**PROMPT**.
Give the count of lines containing the string "name", with no other output.

**EXTRACTED DATA**.

-=-=-

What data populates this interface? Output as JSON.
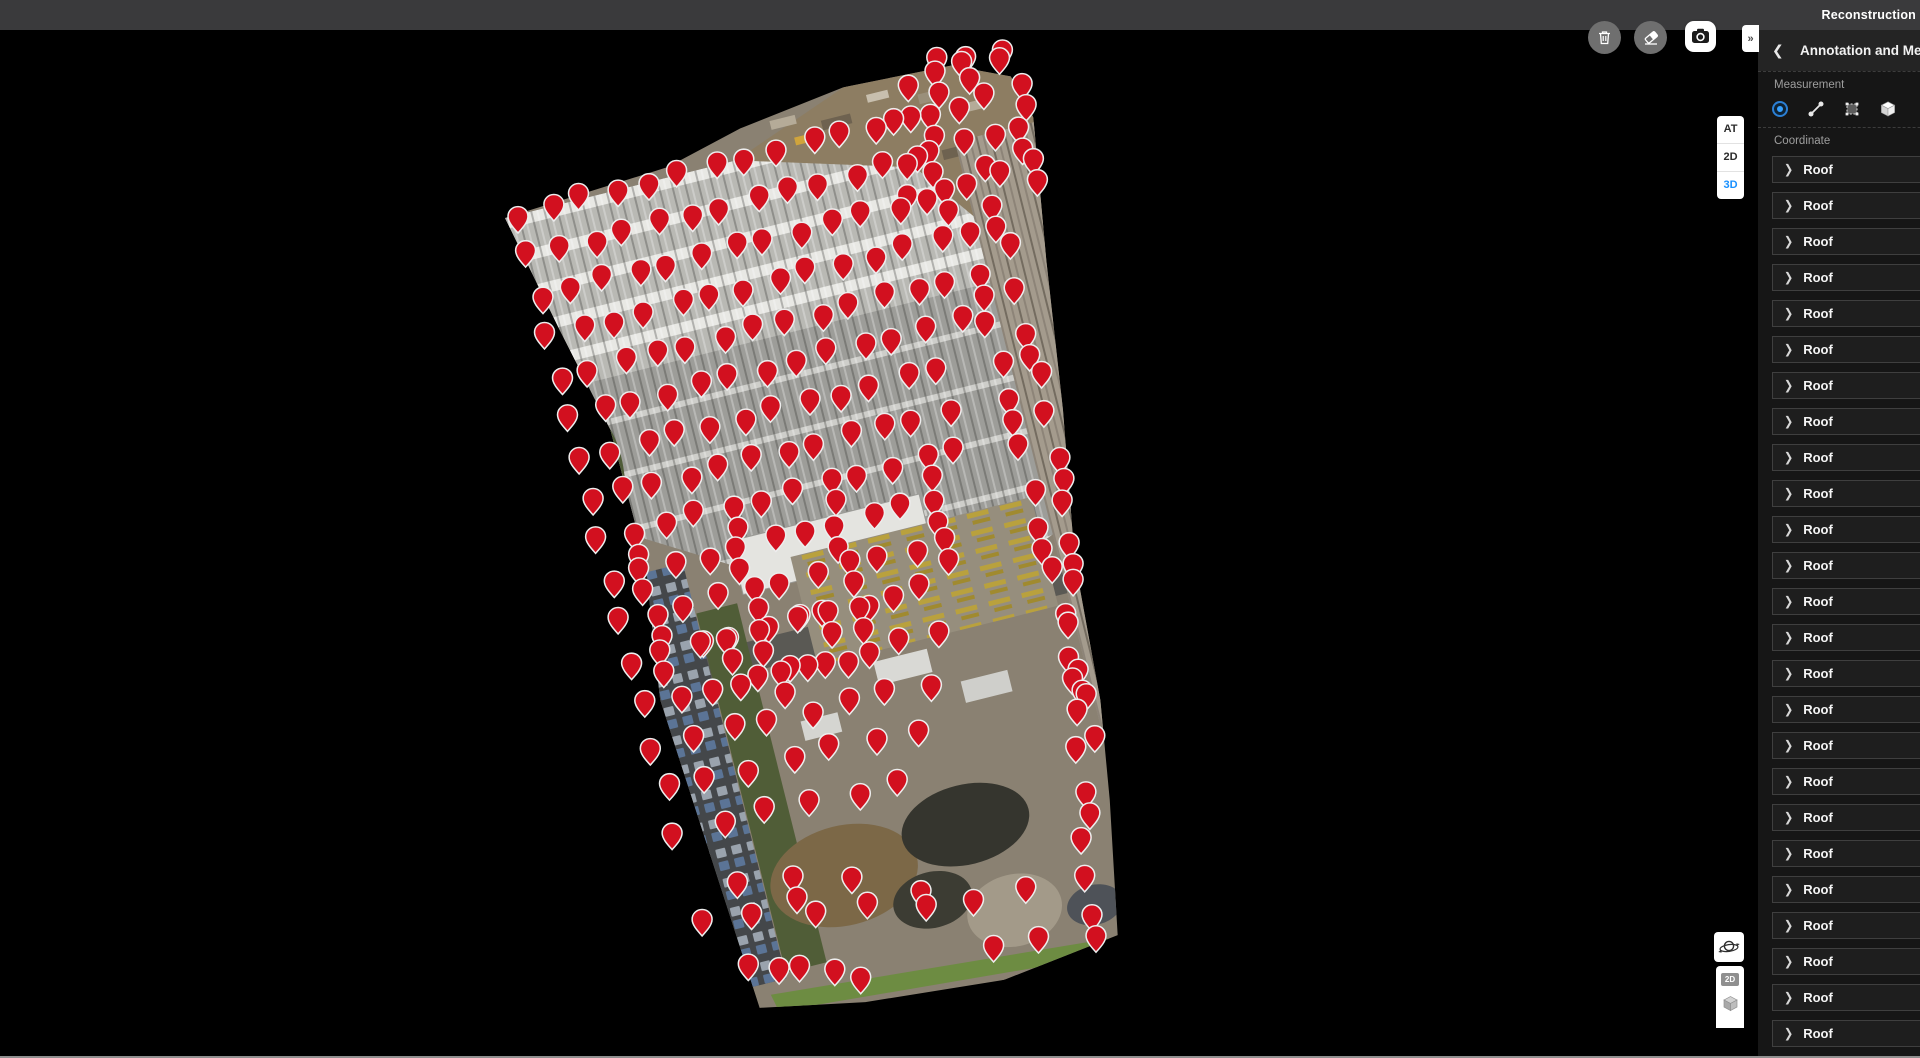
{
  "top_bar": {
    "title": "Reconstruction"
  },
  "toolbar": {
    "buttons": [
      {
        "name": "delete"
      },
      {
        "name": "eraser"
      },
      {
        "name": "screenshot"
      }
    ],
    "collapse_label": "»"
  },
  "view_toggle": {
    "options": [
      {
        "label": "AT",
        "active": false
      },
      {
        "label": "2D",
        "active": false
      },
      {
        "label": "3D",
        "active": true
      }
    ],
    "active_color": "#1890ff"
  },
  "map_controls": {
    "orbit_tooltip": "3d-orbit",
    "layer_2d_label": "2D"
  },
  "sidebar": {
    "back_label": "❮",
    "title": "Annotation and Measurement",
    "measurement_section_label": "Measurement",
    "coordinate_section_label": "Coordinate",
    "measure_tools": [
      {
        "name": "coordinate-point",
        "selected": true
      },
      {
        "name": "distance",
        "selected": false
      },
      {
        "name": "area",
        "selected": false
      },
      {
        "name": "volume",
        "selected": false
      }
    ],
    "item_chevron": "❯",
    "items": [
      {
        "label": "Roof"
      },
      {
        "label": "Roof"
      },
      {
        "label": "Roof"
      },
      {
        "label": "Roof"
      },
      {
        "label": "Roof"
      },
      {
        "label": "Roof"
      },
      {
        "label": "Roof"
      },
      {
        "label": "Roof"
      },
      {
        "label": "Roof"
      },
      {
        "label": "Roof"
      },
      {
        "label": "Roof"
      },
      {
        "label": "Roof"
      },
      {
        "label": "Roof"
      },
      {
        "label": "Roof"
      },
      {
        "label": "Roof"
      },
      {
        "label": "Roof"
      },
      {
        "label": "Roof"
      },
      {
        "label": "Roof"
      },
      {
        "label": "Roof"
      },
      {
        "label": "Roof"
      },
      {
        "label": "Roof"
      },
      {
        "label": "Roof"
      },
      {
        "label": "Roof"
      },
      {
        "label": "Roof"
      },
      {
        "label": "Roof"
      },
      {
        "label": "Roof"
      }
    ]
  },
  "map": {
    "pin_color": "#d2101f",
    "pin_outline": "#ededed",
    "pin_rows": [
      {
        "x": 518,
        "y": 231,
        "dx": 32.5,
        "dy": -8.1,
        "n": 13
      },
      {
        "x": 528,
        "y": 272,
        "dx": 32.5,
        "dy": -8.1,
        "n": 13
      },
      {
        "x": 539,
        "y": 312,
        "dx": 32.5,
        "dy": -8.1,
        "n": 13
      },
      {
        "x": 549,
        "y": 353,
        "dx": 32.5,
        "dy": -8.1,
        "n": 13
      },
      {
        "x": 559,
        "y": 394,
        "dx": 32.5,
        "dy": -8.1,
        "n": 13
      },
      {
        "x": 569,
        "y": 434,
        "dx": 32.5,
        "dy": -8.1,
        "n": 13
      },
      {
        "x": 580,
        "y": 475,
        "dx": 32.5,
        "dy": -8.1,
        "n": 12
      },
      {
        "x": 590,
        "y": 516,
        "dx": 32.5,
        "dy": -8.1,
        "n": 12
      },
      {
        "x": 600,
        "y": 556,
        "dx": 32.5,
        "dy": -8.1,
        "n": 12,
        "d": 1
      },
      {
        "x": 610,
        "y": 597,
        "dx": 32.5,
        "dy": -8.1,
        "n": 11,
        "d": 1
      },
      {
        "x": 621,
        "y": 638,
        "dx": 32.5,
        "dy": -8.1,
        "n": 11,
        "d": 1
      },
      {
        "x": 631,
        "y": 678,
        "dx": 32.5,
        "dy": -8.1,
        "n": 10,
        "d": 1
      },
      {
        "x": 643,
        "y": 722,
        "dx": 37,
        "dy": -9,
        "n": 9
      },
      {
        "x": 654,
        "y": 763,
        "dx": 39,
        "dy": -9,
        "n": 8
      },
      {
        "x": 665,
        "y": 805,
        "dx": 42,
        "dy": -10,
        "n": 7
      },
      {
        "x": 676,
        "y": 848,
        "dx": 45,
        "dy": -10,
        "n": 6
      },
      {
        "x": 700,
        "y": 940,
        "dx": 56,
        "dy": -7,
        "n": 5
      },
      {
        "x": 748,
        "y": 980,
        "dx": 28,
        "dy": 3,
        "n": 5
      },
      {
        "x": 740,
        "y": 901,
        "dx": 54,
        "dy": -4,
        "n": 3,
        "d": 1
      },
      {
        "x": 922,
        "y": 922,
        "dx": 53,
        "dy": -8,
        "n": 3
      },
      {
        "x": 998,
        "y": 963,
        "dx": 37,
        "dy": -5,
        "n": 2
      },
      {
        "x": 700,
        "y": 660,
        "dx": 33,
        "dy": -8,
        "n": 6,
        "d": 1
      },
      {
        "x": 742,
        "y": 700,
        "dx": 35,
        "dy": -8,
        "n": 4,
        "d": 1
      },
      {
        "x": 938,
        "y": 78,
        "dx": 30,
        "dy": -6,
        "n": 3,
        "d": 1
      },
      {
        "x": 905,
        "y": 100,
        "dx": 30,
        "dy": -9,
        "n": 4,
        "d": 1
      },
      {
        "x": 898,
        "y": 140,
        "dx": 30,
        "dy": -9,
        "n": 5,
        "d": 1
      },
      {
        "x": 903,
        "y": 178,
        "dx": 30,
        "dy": -9,
        "n": 5,
        "d": 1
      },
      {
        "x": 910,
        "y": 216,
        "dx": 30,
        "dy": -9,
        "n": 5,
        "d": 1
      },
      {
        "x": 985,
        "y": 180,
        "dx": 10.5,
        "dy": 42,
        "n": 8,
        "d": 1
      },
      {
        "x": 968,
        "y": 252,
        "dx": 10.5,
        "dy": 42,
        "n": 13,
        "d": 1
      },
      {
        "x": 1066,
        "y": 516,
        "dx": 2.2,
        "dy": 42,
        "n": 11,
        "d": 1
      }
    ]
  }
}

-=-=-

**CORRECT RESULT**.
7